**Given request:** Print the entries verbatim, leaving out the images they contain.

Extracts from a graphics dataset
>>>

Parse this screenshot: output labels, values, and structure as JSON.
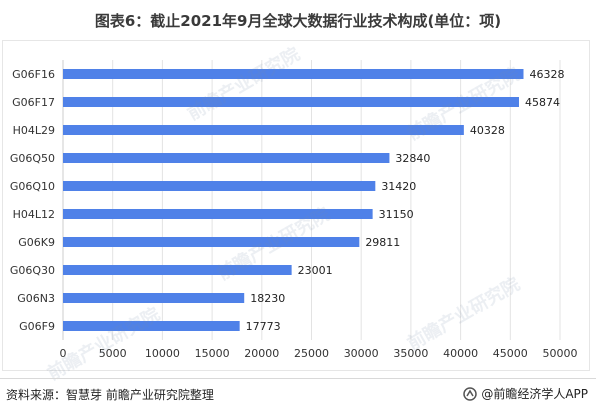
{
  "title": "图表6：截止2021年9月全球大数据行业技术构成(单位：项)",
  "source": "资料来源：智慧芽 前瞻产业研究院整理",
  "brand": "@前瞻经济学人APP",
  "watermark": "前瞻产业研究院",
  "colors": {
    "bar": "#4f81e8",
    "grid": "#e3e3e3",
    "axis": "#cccccc"
  },
  "chart_data": {
    "type": "bar",
    "orientation": "horizontal",
    "categories": [
      "G06F16",
      "G06F17",
      "H04L29",
      "G06Q50",
      "G06Q10",
      "H04L12",
      "G06K9",
      "G06Q30",
      "G06N3",
      "G06F9"
    ],
    "values": [
      46328,
      45874,
      40328,
      32840,
      31420,
      31150,
      29811,
      23001,
      18230,
      17773
    ],
    "xlim": [
      0,
      50000
    ],
    "xticks": [
      0,
      5000,
      10000,
      15000,
      20000,
      25000,
      30000,
      35000,
      40000,
      45000,
      50000
    ],
    "grid": true
  }
}
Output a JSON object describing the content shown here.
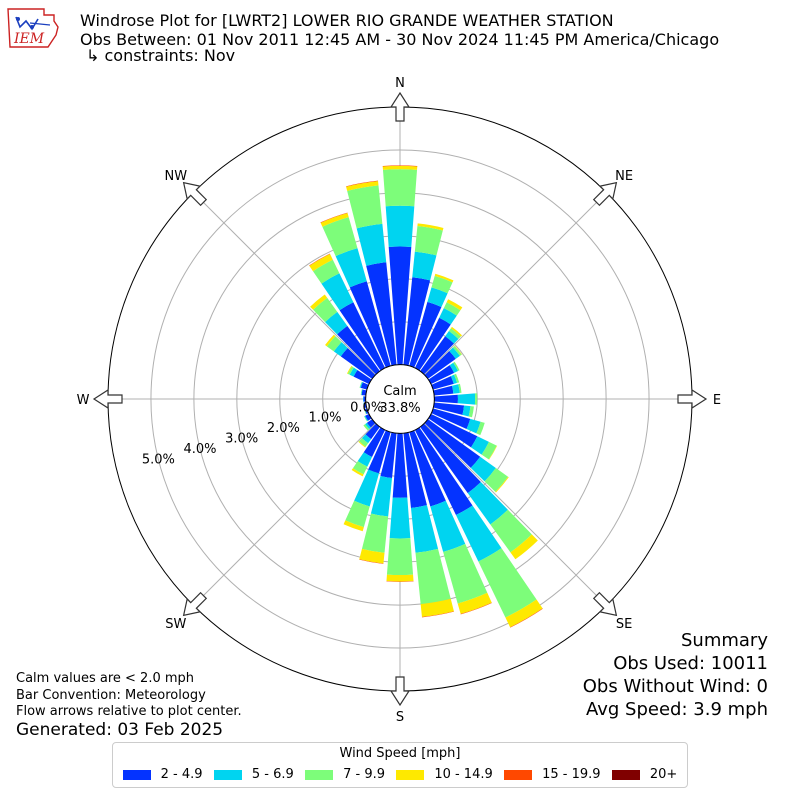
{
  "header": {
    "title_line1": "Windrose Plot for [LWRT2] LOWER RIO GRANDE WEATHER STATION",
    "title_line2": "Obs Between: 01 Nov 2011 12:45 AM - 30 Nov 2024 11:45 PM America/Chicago",
    "title_line3": "↳ constraints: Nov"
  },
  "logo": {
    "text": "IEM",
    "color": "#cc2222"
  },
  "notes": {
    "calm_note": "Calm values are < 2.0 mph",
    "bar_convention": "Bar Convention: Meteorology",
    "flow_note": "Flow arrows relative to plot center.",
    "generated": "Generated: 03 Feb 2025"
  },
  "summary": {
    "heading": "Summary",
    "obs_used": "Obs Used: 10011",
    "obs_without_wind": "Obs Without Wind: 0",
    "avg_speed": "Avg Speed: 3.9 mph"
  },
  "legend": {
    "title": "Wind Speed [mph]",
    "items": [
      {
        "label": "2 - 4.9",
        "color": "#0433ff"
      },
      {
        "label": "5 - 6.9",
        "color": "#00d4f0"
      },
      {
        "label": "7 - 9.9",
        "color": "#7dfd7a"
      },
      {
        "label": "10 - 14.9",
        "color": "#fee900"
      },
      {
        "label": "15 - 19.9",
        "color": "#ff4800"
      },
      {
        "label": "20+",
        "color": "#800000"
      }
    ]
  },
  "chart_data": {
    "type": "windrose",
    "calm_label": "Calm",
    "calm_percent": "33.8%",
    "radial_offset_percent": 0.8,
    "rmax_percent": 6.0,
    "radial_ticks": [
      "0.0%",
      "1.0%",
      "2.0%",
      "3.0%",
      "4.0%",
      "5.0%"
    ],
    "directions": [
      "N",
      "NE",
      "E",
      "SE",
      "S",
      "SW",
      "W",
      "NW"
    ],
    "bin_labels": [
      "2 - 4.9",
      "5 - 6.9",
      "7 - 9.9",
      "10 - 14.9",
      "15 - 19.9",
      "20+"
    ],
    "bin_colors": [
      "#0433ff",
      "#00d4f0",
      "#7dfd7a",
      "#fee900",
      "#ff4800",
      "#800000"
    ],
    "sectors": [
      {
        "dir": 0,
        "values": [
          2.75,
          0.95,
          0.85,
          0.08,
          0.01,
          0
        ]
      },
      {
        "dir": 10,
        "values": [
          2.05,
          0.6,
          0.6,
          0.06,
          0,
          0
        ]
      },
      {
        "dir": 20,
        "values": [
          1.55,
          0.35,
          0.28,
          0.05,
          0,
          0
        ]
      },
      {
        "dir": 30,
        "values": [
          1.3,
          0.25,
          0.15,
          0.08,
          0,
          0
        ]
      },
      {
        "dir": 40,
        "values": [
          1.0,
          0.15,
          0.08,
          0.04,
          0,
          0
        ]
      },
      {
        "dir": 50,
        "values": [
          0.8,
          0.12,
          0.05,
          0.01,
          0,
          0
        ]
      },
      {
        "dir": 60,
        "values": [
          0.6,
          0.1,
          0.04,
          0,
          0,
          0
        ]
      },
      {
        "dir": 70,
        "values": [
          0.5,
          0.08,
          0.05,
          0,
          0,
          0
        ]
      },
      {
        "dir": 80,
        "values": [
          0.45,
          0.15,
          0.04,
          0,
          0,
          0
        ]
      },
      {
        "dir": 90,
        "values": [
          0.55,
          0.4,
          0.05,
          0,
          0,
          0
        ]
      },
      {
        "dir": 100,
        "values": [
          0.7,
          0.15,
          0.08,
          0,
          0,
          0
        ]
      },
      {
        "dir": 110,
        "values": [
          0.9,
          0.25,
          0.1,
          0,
          0,
          0
        ]
      },
      {
        "dir": 120,
        "values": [
          1.2,
          0.3,
          0.2,
          0.01,
          0,
          0
        ]
      },
      {
        "dir": 130,
        "values": [
          1.5,
          0.45,
          0.35,
          0.02,
          0,
          0
        ]
      },
      {
        "dir": 140,
        "values": [
          1.9,
          0.9,
          0.8,
          0.2,
          0,
          0
        ]
      },
      {
        "dir": 150,
        "values": [
          2.2,
          1.2,
          1.45,
          0.25,
          0.01,
          0
        ]
      },
      {
        "dir": 160,
        "values": [
          1.8,
          1.1,
          1.25,
          0.25,
          0.01,
          0
        ]
      },
      {
        "dir": 170,
        "values": [
          1.75,
          1.05,
          1.2,
          0.3,
          0.01,
          0
        ]
      },
      {
        "dir": 180,
        "values": [
          1.5,
          0.95,
          0.85,
          0.15,
          0.01,
          0
        ]
      },
      {
        "dir": 190,
        "values": [
          1.05,
          0.9,
          0.85,
          0.25,
          0.01,
          0
        ]
      },
      {
        "dir": 200,
        "values": [
          1.0,
          0.8,
          0.5,
          0.1,
          0,
          0
        ]
      },
      {
        "dir": 210,
        "values": [
          0.7,
          0.25,
          0.2,
          0.05,
          0,
          0
        ]
      },
      {
        "dir": 220,
        "values": [
          0.35,
          0.12,
          0.1,
          0.02,
          0,
          0
        ]
      },
      {
        "dir": 230,
        "values": [
          0.15,
          0.05,
          0.05,
          0,
          0,
          0
        ]
      },
      {
        "dir": 240,
        "values": [
          0.1,
          0.02,
          0.01,
          0,
          0,
          0
        ]
      },
      {
        "dir": 250,
        "values": [
          0.05,
          0.01,
          0.01,
          0,
          0,
          0
        ]
      },
      {
        "dir": 260,
        "values": [
          0.05,
          0.01,
          0,
          0,
          0,
          0
        ]
      },
      {
        "dir": 270,
        "values": [
          0.05,
          0.01,
          0,
          0,
          0,
          0
        ]
      },
      {
        "dir": 280,
        "values": [
          0.1,
          0.01,
          0.01,
          0,
          0,
          0
        ]
      },
      {
        "dir": 290,
        "values": [
          0.15,
          0.02,
          0.01,
          0,
          0,
          0
        ]
      },
      {
        "dir": 300,
        "values": [
          0.4,
          0.1,
          0.05,
          0.02,
          0,
          0
        ]
      },
      {
        "dir": 310,
        "values": [
          0.9,
          0.2,
          0.2,
          0.05,
          0,
          0
        ]
      },
      {
        "dir": 320,
        "values": [
          1.3,
          0.4,
          0.4,
          0.1,
          0,
          0
        ]
      },
      {
        "dir": 330,
        "values": [
          1.7,
          0.75,
          0.35,
          0.15,
          0.01,
          0
        ]
      },
      {
        "dir": 340,
        "values": [
          2.05,
          0.8,
          0.75,
          0.1,
          0.01,
          0
        ]
      },
      {
        "dir": 350,
        "values": [
          2.4,
          0.9,
          0.9,
          0.1,
          0.01,
          0
        ]
      }
    ]
  }
}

<<<

**Right answer:**
Parse this screenshot: output labels, values, and structure as JSON.
{
  "title": "图表6：截止2021年9月全球大数据行业技术构成(单位：项)",
  "source": "资料来源：智慧芽 前瞻产业研究院整理",
  "brand": "@前瞻经济学人APP",
  "watermark": "前瞻产业研究院",
  "colors": {
    "bar": "#4f81e8",
    "grid": "#e3e3e3",
    "axis": "#cccccc"
  },
  "chart_data": {
    "type": "bar",
    "orientation": "horizontal",
    "categories": [
      "G06F16",
      "G06F17",
      "H04L29",
      "G06Q50",
      "G06Q10",
      "H04L12",
      "G06K9",
      "G06Q30",
      "G06N3",
      "G06F9"
    ],
    "values": [
      46328,
      45874,
      40328,
      32840,
      31420,
      31150,
      29811,
      23001,
      18230,
      17773
    ],
    "xlim": [
      0,
      50000
    ],
    "xticks": [
      0,
      5000,
      10000,
      15000,
      20000,
      25000,
      30000,
      35000,
      40000,
      45000,
      50000
    ],
    "grid": true
  }
}
Output a JSON object describing the content shown here.
{
  "header": {
    "title_line1": "Windrose Plot for [LWRT2] LOWER RIO GRANDE WEATHER STATION",
    "title_line2": "Obs Between: 01 Nov 2011 12:45 AM - 30 Nov 2024 11:45 PM America/Chicago",
    "title_line3": "↳ constraints: Nov"
  },
  "logo": {
    "text": "IEM",
    "color": "#cc2222"
  },
  "notes": {
    "calm_note": "Calm values are < 2.0 mph",
    "bar_convention": "Bar Convention: Meteorology",
    "flow_note": "Flow arrows relative to plot center.",
    "generated": "Generated: 03 Feb 2025"
  },
  "summary": {
    "heading": "Summary",
    "obs_used": "Obs Used: 10011",
    "obs_without_wind": "Obs Without Wind: 0",
    "avg_speed": "Avg Speed: 3.9 mph"
  },
  "legend": {
    "title": "Wind Speed [mph]",
    "items": [
      {
        "label": "2 - 4.9",
        "color": "#0433ff"
      },
      {
        "label": "5 - 6.9",
        "color": "#00d4f0"
      },
      {
        "label": "7 - 9.9",
        "color": "#7dfd7a"
      },
      {
        "label": "10 - 14.9",
        "color": "#fee900"
      },
      {
        "label": "15 - 19.9",
        "color": "#ff4800"
      },
      {
        "label": "20+",
        "color": "#800000"
      }
    ]
  },
  "chart_data": {
    "type": "windrose",
    "calm_label": "Calm",
    "calm_percent": "33.8%",
    "radial_offset_percent": 0.8,
    "rmax_percent": 6.0,
    "radial_ticks": [
      "0.0%",
      "1.0%",
      "2.0%",
      "3.0%",
      "4.0%",
      "5.0%"
    ],
    "directions": [
      "N",
      "NE",
      "E",
      "SE",
      "S",
      "SW",
      "W",
      "NW"
    ],
    "bin_labels": [
      "2 - 4.9",
      "5 - 6.9",
      "7 - 9.9",
      "10 - 14.9",
      "15 - 19.9",
      "20+"
    ],
    "bin_colors": [
      "#0433ff",
      "#00d4f0",
      "#7dfd7a",
      "#fee900",
      "#ff4800",
      "#800000"
    ],
    "sectors": [
      {
        "dir": 0,
        "values": [
          2.75,
          0.95,
          0.85,
          0.08,
          0.01,
          0
        ]
      },
      {
        "dir": 10,
        "values": [
          2.05,
          0.6,
          0.6,
          0.06,
          0,
          0
        ]
      },
      {
        "dir": 20,
        "values": [
          1.55,
          0.35,
          0.28,
          0.05,
          0,
          0
        ]
      },
      {
        "dir": 30,
        "values": [
          1.3,
          0.25,
          0.15,
          0.08,
          0,
          0
        ]
      },
      {
        "dir": 40,
        "values": [
          1.0,
          0.15,
          0.08,
          0.04,
          0,
          0
        ]
      },
      {
        "dir": 50,
        "values": [
          0.8,
          0.12,
          0.05,
          0.01,
          0,
          0
        ]
      },
      {
        "dir": 60,
        "values": [
          0.6,
          0.1,
          0.04,
          0,
          0,
          0
        ]
      },
      {
        "dir": 70,
        "values": [
          0.5,
          0.08,
          0.05,
          0,
          0,
          0
        ]
      },
      {
        "dir": 80,
        "values": [
          0.45,
          0.15,
          0.04,
          0,
          0,
          0
        ]
      },
      {
        "dir": 90,
        "values": [
          0.55,
          0.4,
          0.05,
          0,
          0,
          0
        ]
      },
      {
        "dir": 100,
        "values": [
          0.7,
          0.15,
          0.08,
          0,
          0,
          0
        ]
      },
      {
        "dir": 110,
        "values": [
          0.9,
          0.25,
          0.1,
          0,
          0,
          0
        ]
      },
      {
        "dir": 120,
        "values": [
          1.2,
          0.3,
          0.2,
          0.01,
          0,
          0
        ]
      },
      {
        "dir": 130,
        "values": [
          1.5,
          0.45,
          0.35,
          0.02,
          0,
          0
        ]
      },
      {
        "dir": 140,
        "values": [
          1.9,
          0.9,
          0.8,
          0.2,
          0,
          0
        ]
      },
      {
        "dir": 150,
        "values": [
          2.2,
          1.2,
          1.45,
          0.25,
          0.01,
          0
        ]
      },
      {
        "dir": 160,
        "values": [
          1.8,
          1.1,
          1.25,
          0.25,
          0.01,
          0
        ]
      },
      {
        "dir": 170,
        "values": [
          1.75,
          1.05,
          1.2,
          0.3,
          0.01,
          0
        ]
      },
      {
        "dir": 180,
        "values": [
          1.5,
          0.95,
          0.85,
          0.15,
          0.01,
          0
        ]
      },
      {
        "dir": 190,
        "values": [
          1.05,
          0.9,
          0.85,
          0.25,
          0.01,
          0
        ]
      },
      {
        "dir": 200,
        "values": [
          1.0,
          0.8,
          0.5,
          0.1,
          0,
          0
        ]
      },
      {
        "dir": 210,
        "values": [
          0.7,
          0.25,
          0.2,
          0.05,
          0,
          0
        ]
      },
      {
        "dir": 220,
        "values": [
          0.35,
          0.12,
          0.1,
          0.02,
          0,
          0
        ]
      },
      {
        "dir": 230,
        "values": [
          0.15,
          0.05,
          0.05,
          0,
          0,
          0
        ]
      },
      {
        "dir": 240,
        "values": [
          0.1,
          0.02,
          0.01,
          0,
          0,
          0
        ]
      },
      {
        "dir": 250,
        "values": [
          0.05,
          0.01,
          0.01,
          0,
          0,
          0
        ]
      },
      {
        "dir": 260,
        "values": [
          0.05,
          0.01,
          0,
          0,
          0,
          0
        ]
      },
      {
        "dir": 270,
        "values": [
          0.05,
          0.01,
          0,
          0,
          0,
          0
        ]
      },
      {
        "dir": 280,
        "values": [
          0.1,
          0.01,
          0.01,
          0,
          0,
          0
        ]
      },
      {
        "dir": 290,
        "values": [
          0.15,
          0.02,
          0.01,
          0,
          0,
          0
        ]
      },
      {
        "dir": 300,
        "values": [
          0.4,
          0.1,
          0.05,
          0.02,
          0,
          0
        ]
      },
      {
        "dir": 310,
        "values": [
          0.9,
          0.2,
          0.2,
          0.05,
          0,
          0
        ]
      },
      {
        "dir": 320,
        "values": [
          1.3,
          0.4,
          0.4,
          0.1,
          0,
          0
        ]
      },
      {
        "dir": 330,
        "values": [
          1.7,
          0.75,
          0.35,
          0.15,
          0.01,
          0
        ]
      },
      {
        "dir": 340,
        "values": [
          2.05,
          0.8,
          0.75,
          0.1,
          0.01,
          0
        ]
      },
      {
        "dir": 350,
        "values": [
          2.4,
          0.9,
          0.9,
          0.1,
          0.01,
          0
        ]
      }
    ]
  }
}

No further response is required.